#### The exercise:
Switch "step-over-icon" to "step-into-icon" and write out the lines from the start of the records through the line with "redo-icon[interactable]: ↷: [462, 112, 485, 145]", with nothing else changed.

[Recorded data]
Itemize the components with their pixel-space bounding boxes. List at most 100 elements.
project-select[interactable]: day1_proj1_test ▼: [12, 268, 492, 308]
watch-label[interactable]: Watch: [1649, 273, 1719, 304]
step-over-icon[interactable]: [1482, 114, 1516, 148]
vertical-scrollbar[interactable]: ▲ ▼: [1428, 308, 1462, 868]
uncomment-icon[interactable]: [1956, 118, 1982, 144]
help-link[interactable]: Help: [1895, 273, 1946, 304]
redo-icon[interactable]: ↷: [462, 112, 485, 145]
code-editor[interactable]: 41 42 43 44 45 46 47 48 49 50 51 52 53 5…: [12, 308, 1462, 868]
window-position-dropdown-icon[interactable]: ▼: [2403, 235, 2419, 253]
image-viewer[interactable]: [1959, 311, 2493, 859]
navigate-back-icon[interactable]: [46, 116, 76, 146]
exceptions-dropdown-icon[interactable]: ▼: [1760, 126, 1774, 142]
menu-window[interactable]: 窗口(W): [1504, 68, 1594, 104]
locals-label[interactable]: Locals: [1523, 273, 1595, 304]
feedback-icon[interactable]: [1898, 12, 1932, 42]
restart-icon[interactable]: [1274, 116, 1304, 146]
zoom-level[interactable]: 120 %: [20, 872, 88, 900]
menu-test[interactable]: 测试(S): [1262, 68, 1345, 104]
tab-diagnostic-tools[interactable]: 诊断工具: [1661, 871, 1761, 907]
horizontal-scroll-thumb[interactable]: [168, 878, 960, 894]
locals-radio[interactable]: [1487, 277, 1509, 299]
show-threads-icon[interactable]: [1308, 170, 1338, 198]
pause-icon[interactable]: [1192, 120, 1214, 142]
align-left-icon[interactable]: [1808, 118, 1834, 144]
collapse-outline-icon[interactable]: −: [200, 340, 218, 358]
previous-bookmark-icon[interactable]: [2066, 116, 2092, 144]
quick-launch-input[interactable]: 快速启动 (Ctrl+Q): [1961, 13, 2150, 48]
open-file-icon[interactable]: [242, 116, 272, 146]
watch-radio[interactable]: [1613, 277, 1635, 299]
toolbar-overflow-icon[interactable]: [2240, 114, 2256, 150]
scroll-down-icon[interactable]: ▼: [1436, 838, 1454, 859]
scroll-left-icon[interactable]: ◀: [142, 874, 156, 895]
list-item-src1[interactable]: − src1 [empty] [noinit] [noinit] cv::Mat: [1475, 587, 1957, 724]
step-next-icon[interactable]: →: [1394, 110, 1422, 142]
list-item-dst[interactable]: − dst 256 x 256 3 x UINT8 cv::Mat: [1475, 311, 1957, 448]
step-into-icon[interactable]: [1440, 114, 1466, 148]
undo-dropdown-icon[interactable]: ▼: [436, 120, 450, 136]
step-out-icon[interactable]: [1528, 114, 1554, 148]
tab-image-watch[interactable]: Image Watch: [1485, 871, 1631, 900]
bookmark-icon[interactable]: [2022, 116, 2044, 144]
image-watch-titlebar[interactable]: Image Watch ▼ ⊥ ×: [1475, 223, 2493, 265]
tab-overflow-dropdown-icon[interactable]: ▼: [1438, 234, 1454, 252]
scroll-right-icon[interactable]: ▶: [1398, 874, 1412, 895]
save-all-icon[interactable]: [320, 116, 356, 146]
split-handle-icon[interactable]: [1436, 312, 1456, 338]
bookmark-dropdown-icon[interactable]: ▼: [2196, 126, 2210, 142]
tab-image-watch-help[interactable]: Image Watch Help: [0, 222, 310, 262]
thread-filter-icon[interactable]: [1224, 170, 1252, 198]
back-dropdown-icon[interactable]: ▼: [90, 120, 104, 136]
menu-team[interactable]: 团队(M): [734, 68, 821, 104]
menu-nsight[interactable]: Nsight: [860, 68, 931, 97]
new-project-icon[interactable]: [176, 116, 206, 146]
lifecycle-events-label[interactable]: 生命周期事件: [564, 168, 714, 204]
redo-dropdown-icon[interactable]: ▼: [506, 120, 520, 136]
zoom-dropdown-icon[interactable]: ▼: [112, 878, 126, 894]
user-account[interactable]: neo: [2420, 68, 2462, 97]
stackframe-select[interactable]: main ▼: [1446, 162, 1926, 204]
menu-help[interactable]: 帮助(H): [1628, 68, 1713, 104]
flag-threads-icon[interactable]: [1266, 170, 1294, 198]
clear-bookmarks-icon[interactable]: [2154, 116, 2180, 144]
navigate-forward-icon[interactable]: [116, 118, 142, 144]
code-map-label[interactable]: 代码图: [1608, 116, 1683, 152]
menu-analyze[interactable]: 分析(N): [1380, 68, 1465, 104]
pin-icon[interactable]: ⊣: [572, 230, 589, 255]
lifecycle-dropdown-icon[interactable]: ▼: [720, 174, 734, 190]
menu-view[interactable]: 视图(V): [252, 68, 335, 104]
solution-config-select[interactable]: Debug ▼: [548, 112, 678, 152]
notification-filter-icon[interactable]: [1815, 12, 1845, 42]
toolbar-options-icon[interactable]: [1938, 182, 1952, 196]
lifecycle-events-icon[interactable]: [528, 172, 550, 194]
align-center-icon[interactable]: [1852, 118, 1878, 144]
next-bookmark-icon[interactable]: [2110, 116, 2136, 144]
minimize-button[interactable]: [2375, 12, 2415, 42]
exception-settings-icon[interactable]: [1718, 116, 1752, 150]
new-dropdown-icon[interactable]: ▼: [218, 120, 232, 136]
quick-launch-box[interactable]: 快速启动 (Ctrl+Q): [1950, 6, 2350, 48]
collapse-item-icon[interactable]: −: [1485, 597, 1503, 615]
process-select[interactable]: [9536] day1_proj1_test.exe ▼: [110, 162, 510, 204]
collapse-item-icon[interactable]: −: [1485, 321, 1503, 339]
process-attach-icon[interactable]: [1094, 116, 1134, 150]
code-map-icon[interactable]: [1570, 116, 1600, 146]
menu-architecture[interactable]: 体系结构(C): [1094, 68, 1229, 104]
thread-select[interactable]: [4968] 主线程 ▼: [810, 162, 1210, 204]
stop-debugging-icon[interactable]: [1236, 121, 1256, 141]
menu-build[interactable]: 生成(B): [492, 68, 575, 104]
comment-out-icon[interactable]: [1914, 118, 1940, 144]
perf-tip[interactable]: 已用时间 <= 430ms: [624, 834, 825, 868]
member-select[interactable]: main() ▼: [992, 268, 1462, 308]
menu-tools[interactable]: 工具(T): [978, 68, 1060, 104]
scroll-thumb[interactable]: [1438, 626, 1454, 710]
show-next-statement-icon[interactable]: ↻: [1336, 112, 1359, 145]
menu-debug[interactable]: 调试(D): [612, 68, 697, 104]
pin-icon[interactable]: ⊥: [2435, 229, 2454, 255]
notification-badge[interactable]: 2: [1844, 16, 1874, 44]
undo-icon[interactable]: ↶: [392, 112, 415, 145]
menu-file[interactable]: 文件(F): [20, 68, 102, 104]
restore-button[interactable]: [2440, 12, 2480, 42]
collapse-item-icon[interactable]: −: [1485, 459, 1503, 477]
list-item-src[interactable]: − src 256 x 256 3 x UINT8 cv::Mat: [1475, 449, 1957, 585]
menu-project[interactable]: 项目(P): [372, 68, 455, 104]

#### Task output:
Itemize the components with their pixel-space bounding boxes. List at most 100 elements.
project-select[interactable]: day1_proj1_test ▼: [12, 268, 492, 308]
watch-label[interactable]: Watch: [1649, 273, 1719, 304]
step-into-icon[interactable]: [1482, 114, 1516, 148]
vertical-scrollbar[interactable]: ▲ ▼: [1428, 308, 1462, 868]
uncomment-icon[interactable]: [1956, 118, 1982, 144]
help-link[interactable]: Help: [1895, 273, 1946, 304]
redo-icon[interactable]: ↷: [462, 112, 485, 145]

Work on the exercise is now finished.